■ Given instruction: Repeat the records word for word, excluding any picture.
========================================================================
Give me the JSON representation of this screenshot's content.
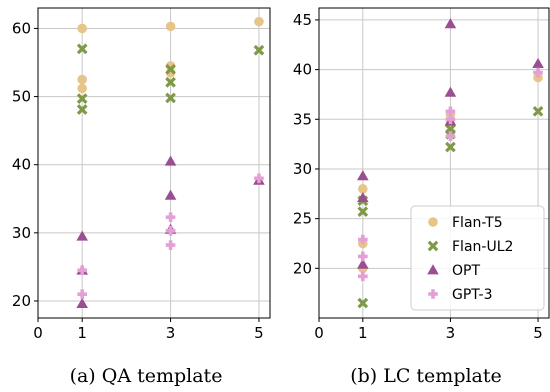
{
  "chart_data": [
    {
      "type": "scatter",
      "caption": "(a) QA template",
      "xlim": [
        0,
        5.25
      ],
      "ylim": [
        17.5,
        63.0
      ],
      "xticks": [
        0,
        1,
        3,
        5
      ],
      "yticks": [
        20,
        30,
        40,
        50,
        60
      ],
      "grid": true,
      "series": [
        {
          "name": "Flan-T5",
          "points": [
            [
              1,
              60.0
            ],
            [
              1,
              52.5
            ],
            [
              1,
              51.2
            ],
            [
              3,
              60.3
            ],
            [
              3,
              54.5
            ],
            [
              3,
              53.5
            ],
            [
              5,
              61.0
            ]
          ]
        },
        {
          "name": "Flan-UL2",
          "points": [
            [
              1,
              57.0
            ],
            [
              1,
              49.7
            ],
            [
              1,
              48.1
            ],
            [
              3,
              54.0
            ],
            [
              3,
              52.1
            ],
            [
              3,
              49.8
            ],
            [
              5,
              56.8
            ]
          ]
        },
        {
          "name": "OPT",
          "points": [
            [
              1,
              29.5
            ],
            [
              1,
              24.5
            ],
            [
              1,
              19.6
            ],
            [
              3,
              40.5
            ],
            [
              3,
              35.5
            ],
            [
              3,
              30.5
            ],
            [
              5,
              37.7
            ]
          ]
        },
        {
          "name": "GPT-3",
          "points": [
            [
              1,
              24.5
            ],
            [
              1,
              21.0
            ],
            [
              3,
              32.3
            ],
            [
              3,
              30.3
            ],
            [
              3,
              28.2
            ],
            [
              5,
              38.0
            ]
          ]
        }
      ]
    },
    {
      "type": "scatter",
      "caption": "(b) LC template",
      "xlim": [
        0,
        5.25
      ],
      "ylim": [
        15.0,
        46.2
      ],
      "xticks": [
        0,
        1,
        3,
        5
      ],
      "yticks": [
        20,
        25,
        30,
        35,
        40,
        45
      ],
      "grid": true,
      "legend_position": "lower-right",
      "series": [
        {
          "name": "Flan-T5",
          "points": [
            [
              1,
              28.0
            ],
            [
              1,
              22.5
            ],
            [
              1,
              20.0
            ],
            [
              3,
              35.5
            ],
            [
              3,
              34.5
            ],
            [
              5,
              39.2
            ]
          ]
        },
        {
          "name": "Flan-UL2",
          "points": [
            [
              1,
              26.8
            ],
            [
              1,
              25.7
            ],
            [
              1,
              16.5
            ],
            [
              3,
              34.0
            ],
            [
              3,
              33.5
            ],
            [
              3,
              32.2
            ],
            [
              5,
              35.8
            ]
          ]
        },
        {
          "name": "OPT",
          "points": [
            [
              1,
              29.3
            ],
            [
              1,
              27.1
            ],
            [
              1,
              20.4
            ],
            [
              3,
              44.6
            ],
            [
              3,
              37.7
            ],
            [
              3,
              34.8
            ],
            [
              5,
              40.6
            ]
          ]
        },
        {
          "name": "GPT-3",
          "points": [
            [
              1,
              22.9
            ],
            [
              1,
              21.2
            ],
            [
              1,
              19.2
            ],
            [
              3,
              35.8
            ],
            [
              3,
              35.0
            ],
            [
              3,
              33.3
            ],
            [
              5,
              39.7
            ]
          ]
        }
      ]
    }
  ],
  "legend": [
    {
      "name": "Flan-T5",
      "color": "#e6c58a",
      "marker": "circle"
    },
    {
      "name": "Flan-UL2",
      "color": "#7f9a47",
      "marker": "x"
    },
    {
      "name": "OPT",
      "color": "#9b4f92",
      "marker": "triangle"
    },
    {
      "name": "GPT-3",
      "color": "#e49fd6",
      "marker": "plus"
    }
  ]
}
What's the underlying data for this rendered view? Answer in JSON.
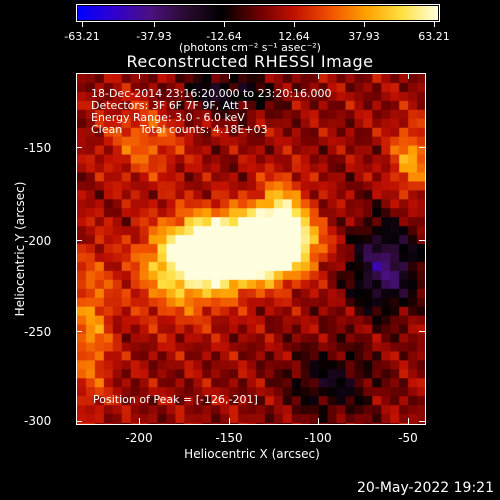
========================================================================
■ Full answer:
Give me the JSON representation of this screenshot's content.
{
  "chart_data": [
    {
      "type": "scatter",
      "caption": "(a) QA template",
      "xlim": [
        0,
        5.25
      ],
      "ylim": [
        17.5,
        63.0
      ],
      "xticks": [
        0,
        1,
        3,
        5
      ],
      "yticks": [
        20,
        30,
        40,
        50,
        60
      ],
      "grid": true,
      "series": [
        {
          "name": "Flan-T5",
          "points": [
            [
              1,
              60.0
            ],
            [
              1,
              52.5
            ],
            [
              1,
              51.2
            ],
            [
              3,
              60.3
            ],
            [
              3,
              54.5
            ],
            [
              3,
              53.5
            ],
            [
              5,
              61.0
            ]
          ]
        },
        {
          "name": "Flan-UL2",
          "points": [
            [
              1,
              57.0
            ],
            [
              1,
              49.7
            ],
            [
              1,
              48.1
            ],
            [
              3,
              54.0
            ],
            [
              3,
              52.1
            ],
            [
              3,
              49.8
            ],
            [
              5,
              56.8
            ]
          ]
        },
        {
          "name": "OPT",
          "points": [
            [
              1,
              29.5
            ],
            [
              1,
              24.5
            ],
            [
              1,
              19.6
            ],
            [
              3,
              40.5
            ],
            [
              3,
              35.5
            ],
            [
              3,
              30.5
            ],
            [
              5,
              37.7
            ]
          ]
        },
        {
          "name": "GPT-3",
          "points": [
            [
              1,
              24.5
            ],
            [
              1,
              21.0
            ],
            [
              3,
              32.3
            ],
            [
              3,
              30.3
            ],
            [
              3,
              28.2
            ],
            [
              5,
              38.0
            ]
          ]
        }
      ]
    },
    {
      "type": "scatter",
      "caption": "(b) LC template",
      "xlim": [
        0,
        5.25
      ],
      "ylim": [
        15.0,
        46.2
      ],
      "xticks": [
        0,
        1,
        3,
        5
      ],
      "yticks": [
        20,
        25,
        30,
        35,
        40,
        45
      ],
      "grid": true,
      "legend_position": "lower-right",
      "series": [
        {
          "name": "Flan-T5",
          "points": [
            [
              1,
              28.0
            ],
            [
              1,
              22.5
            ],
            [
              1,
              20.0
            ],
            [
              3,
              35.5
            ],
            [
              3,
              34.5
            ],
            [
              5,
              39.2
            ]
          ]
        },
        {
          "name": "Flan-UL2",
          "points": [
            [
              1,
              26.8
            ],
            [
              1,
              25.7
            ],
            [
              1,
              16.5
            ],
            [
              3,
              34.0
            ],
            [
              3,
              33.5
            ],
            [
              3,
              32.2
            ],
            [
              5,
              35.8
            ]
          ]
        },
        {
          "name": "OPT",
          "points": [
            [
              1,
              29.3
            ],
            [
              1,
              27.1
            ],
            [
              1,
              20.4
            ],
            [
              3,
              44.6
            ],
            [
              3,
              37.7
            ],
            [
              3,
              34.8
            ],
            [
              5,
              40.6
            ]
          ]
        },
        {
          "name": "GPT-3",
          "points": [
            [
              1,
              22.9
            ],
            [
              1,
              21.2
            ],
            [
              1,
              19.2
            ],
            [
              3,
              35.8
            ],
            [
              3,
              35.0
            ],
            [
              3,
              33.3
            ],
            [
              5,
              39.7
            ]
          ]
        }
      ]
    }
  ],
  "legend": [
    {
      "name": "Flan-T5",
      "color": "#e6c58a",
      "marker": "circle"
    },
    {
      "name": "Flan-UL2",
      "color": "#7f9a47",
      "marker": "x"
    },
    {
      "name": "OPT",
      "color": "#9b4f92",
      "marker": "triangle"
    },
    {
      "name": "GPT-3",
      "color": "#e49fd6",
      "marker": "plus"
    }
  ]
}
What's the underlying data for this rendered view? Answer in JSON.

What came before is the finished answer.